* [Set problem]: Copy out only the span from the line with "Read this page and output its text content." to the end of the data, both ends kept, word for word.

* [Excerpted records]:
____________

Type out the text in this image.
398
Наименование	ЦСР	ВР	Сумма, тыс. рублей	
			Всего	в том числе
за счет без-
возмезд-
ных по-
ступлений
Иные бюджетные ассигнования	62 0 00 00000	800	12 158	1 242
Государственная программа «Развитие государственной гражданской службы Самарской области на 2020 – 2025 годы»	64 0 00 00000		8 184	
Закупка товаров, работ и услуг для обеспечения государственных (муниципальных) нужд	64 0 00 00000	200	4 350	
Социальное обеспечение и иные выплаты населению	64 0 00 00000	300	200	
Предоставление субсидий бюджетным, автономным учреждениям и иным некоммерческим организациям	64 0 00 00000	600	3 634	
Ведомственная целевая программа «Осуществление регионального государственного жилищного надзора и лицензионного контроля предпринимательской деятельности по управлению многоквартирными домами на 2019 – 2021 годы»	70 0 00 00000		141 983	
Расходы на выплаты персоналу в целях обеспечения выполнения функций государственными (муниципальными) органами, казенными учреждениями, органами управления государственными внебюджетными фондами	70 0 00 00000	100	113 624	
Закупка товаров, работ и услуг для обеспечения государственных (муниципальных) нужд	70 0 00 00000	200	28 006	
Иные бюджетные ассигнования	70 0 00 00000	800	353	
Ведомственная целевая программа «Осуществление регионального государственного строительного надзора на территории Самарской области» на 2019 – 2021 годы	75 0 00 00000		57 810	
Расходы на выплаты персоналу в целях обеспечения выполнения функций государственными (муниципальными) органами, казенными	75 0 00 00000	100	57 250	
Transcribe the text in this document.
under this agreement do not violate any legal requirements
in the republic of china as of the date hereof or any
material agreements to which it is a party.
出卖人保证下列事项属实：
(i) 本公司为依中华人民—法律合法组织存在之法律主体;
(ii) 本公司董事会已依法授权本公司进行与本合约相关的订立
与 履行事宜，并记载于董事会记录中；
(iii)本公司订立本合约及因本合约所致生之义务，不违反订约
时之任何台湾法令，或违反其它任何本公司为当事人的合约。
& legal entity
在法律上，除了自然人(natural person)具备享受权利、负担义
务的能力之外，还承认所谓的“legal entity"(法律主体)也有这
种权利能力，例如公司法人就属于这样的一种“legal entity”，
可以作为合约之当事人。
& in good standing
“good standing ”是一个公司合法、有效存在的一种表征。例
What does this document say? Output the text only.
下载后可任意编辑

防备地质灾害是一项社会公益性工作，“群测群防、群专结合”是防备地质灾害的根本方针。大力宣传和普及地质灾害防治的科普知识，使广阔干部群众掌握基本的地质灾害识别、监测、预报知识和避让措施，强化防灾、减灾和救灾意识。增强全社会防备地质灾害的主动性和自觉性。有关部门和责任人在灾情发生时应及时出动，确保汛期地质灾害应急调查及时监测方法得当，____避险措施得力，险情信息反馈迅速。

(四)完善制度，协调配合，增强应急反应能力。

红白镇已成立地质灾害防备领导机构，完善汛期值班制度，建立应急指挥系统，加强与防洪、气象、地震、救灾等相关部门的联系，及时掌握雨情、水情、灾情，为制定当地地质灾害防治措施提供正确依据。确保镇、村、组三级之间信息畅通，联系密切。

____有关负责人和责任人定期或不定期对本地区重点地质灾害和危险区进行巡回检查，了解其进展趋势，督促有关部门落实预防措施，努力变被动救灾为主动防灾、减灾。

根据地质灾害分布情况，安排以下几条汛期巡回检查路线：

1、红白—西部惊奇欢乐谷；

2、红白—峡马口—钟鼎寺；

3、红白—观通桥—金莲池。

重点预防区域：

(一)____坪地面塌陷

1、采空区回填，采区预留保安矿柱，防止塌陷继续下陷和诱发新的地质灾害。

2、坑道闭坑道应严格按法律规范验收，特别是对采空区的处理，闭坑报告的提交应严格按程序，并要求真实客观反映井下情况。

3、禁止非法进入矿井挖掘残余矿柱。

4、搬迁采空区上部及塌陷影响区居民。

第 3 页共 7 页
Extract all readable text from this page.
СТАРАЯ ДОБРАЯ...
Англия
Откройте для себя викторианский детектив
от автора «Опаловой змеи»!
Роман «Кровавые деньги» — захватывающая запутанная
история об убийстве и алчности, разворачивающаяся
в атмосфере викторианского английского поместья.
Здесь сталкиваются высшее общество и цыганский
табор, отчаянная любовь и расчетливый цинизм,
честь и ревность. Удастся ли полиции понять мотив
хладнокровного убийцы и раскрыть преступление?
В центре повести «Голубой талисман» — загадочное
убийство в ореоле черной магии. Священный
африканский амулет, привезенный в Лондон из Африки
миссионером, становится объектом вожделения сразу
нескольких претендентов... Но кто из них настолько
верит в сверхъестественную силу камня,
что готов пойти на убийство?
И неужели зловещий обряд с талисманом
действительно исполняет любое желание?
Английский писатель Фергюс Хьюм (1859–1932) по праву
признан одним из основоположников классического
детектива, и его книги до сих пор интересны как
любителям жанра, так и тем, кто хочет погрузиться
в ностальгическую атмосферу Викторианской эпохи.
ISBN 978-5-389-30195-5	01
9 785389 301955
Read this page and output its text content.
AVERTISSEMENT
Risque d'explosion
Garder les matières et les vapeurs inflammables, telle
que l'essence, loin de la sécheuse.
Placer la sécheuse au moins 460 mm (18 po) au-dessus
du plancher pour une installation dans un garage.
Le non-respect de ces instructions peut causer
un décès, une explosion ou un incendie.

____________

* [Result of the exercise]:
Read this page and output its text content.
AVERTISSEMENT
Risque d'explosion
Garder les matières et les vapeurs inflammables, telle
que l'essence, loin de la sécheuse.
Placer la sécheuse au moins 460 mm (18 po) au-dessus
du plancher pour une installation dans un garage.
Le non-respect de ces instructions peut causer
un décès, une explosion ou un incendie.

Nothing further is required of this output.